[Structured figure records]
===
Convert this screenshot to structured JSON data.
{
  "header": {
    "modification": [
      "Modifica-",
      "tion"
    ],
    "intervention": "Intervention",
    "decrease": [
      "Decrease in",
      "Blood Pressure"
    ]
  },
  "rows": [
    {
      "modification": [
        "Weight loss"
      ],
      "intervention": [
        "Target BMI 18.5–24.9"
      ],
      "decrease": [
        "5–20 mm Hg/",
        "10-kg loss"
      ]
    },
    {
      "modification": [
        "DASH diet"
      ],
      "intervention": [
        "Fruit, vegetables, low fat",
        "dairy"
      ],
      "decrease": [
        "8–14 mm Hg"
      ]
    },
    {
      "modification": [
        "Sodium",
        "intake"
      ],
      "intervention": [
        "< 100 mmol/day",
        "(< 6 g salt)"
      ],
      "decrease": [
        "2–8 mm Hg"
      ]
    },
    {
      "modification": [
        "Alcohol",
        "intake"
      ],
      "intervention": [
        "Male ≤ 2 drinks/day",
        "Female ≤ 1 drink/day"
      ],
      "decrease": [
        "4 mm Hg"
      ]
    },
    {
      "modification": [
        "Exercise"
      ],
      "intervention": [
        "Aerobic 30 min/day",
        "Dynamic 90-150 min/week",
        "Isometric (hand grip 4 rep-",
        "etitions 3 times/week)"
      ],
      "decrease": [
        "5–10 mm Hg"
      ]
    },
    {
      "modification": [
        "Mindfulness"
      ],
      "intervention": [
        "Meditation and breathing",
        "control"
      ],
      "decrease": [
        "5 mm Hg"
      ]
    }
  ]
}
===
| Task details |
From the records above, extract each line exactly as shown.

| The completed task |
Convert this screenshot to structured JSON data.
{
  "header": {
    "modification": [
      "Modifica-",
      "tion"
    ],
    "intervention": "Intervention",
    "decrease": [
      "Decrease in",
      "Blood Pressure"
    ]
  },
  "rows": [
    {
      "modification": [
        "Weight loss"
      ],
      "intervention": [
        "Target BMI 18.5–24.9"
      ],
      "decrease": [
        "5–20 mm Hg/",
        "10-kg loss"
      ]
    },
    {
      "modification": [
        "DASH diet"
      ],
      "intervention": [
        "Fruit, vegetables, low fat",
        "dairy"
      ],
      "decrease": [
        "8–14 mm Hg"
      ]
    },
    {
      "modification": [
        "Sodium",
        "intake"
      ],
      "intervention": [
        "< 100 mmol/day",
        "(< 6 g salt)"
      ],
      "decrease": [
        "2–8 mm Hg"
      ]
    },
    {
      "modification": [
        "Alcohol",
        "intake"
      ],
      "intervention": [
        "Male ≤ 2 drinks/day",
        "Female ≤ 1 drink/day"
      ],
      "decrease": [
        "4 mm Hg"
      ]
    },
    {
      "modification": [
        "Exercise"
      ],
      "intervention": [
        "Aerobic 30 min/day",
        "Dynamic 90-150 min/week",
        "Isometric (hand grip 4 rep-",
        "etitions 3 times/week)"
      ],
      "decrease": [
        "5–10 mm Hg"
      ]
    },
    {
      "modification": [
        "Mindfulness"
      ],
      "intervention": [
        "Meditation and breathing",
        "control"
      ],
      "decrease": [
        "5 mm Hg"
      ]
    }
  ]
}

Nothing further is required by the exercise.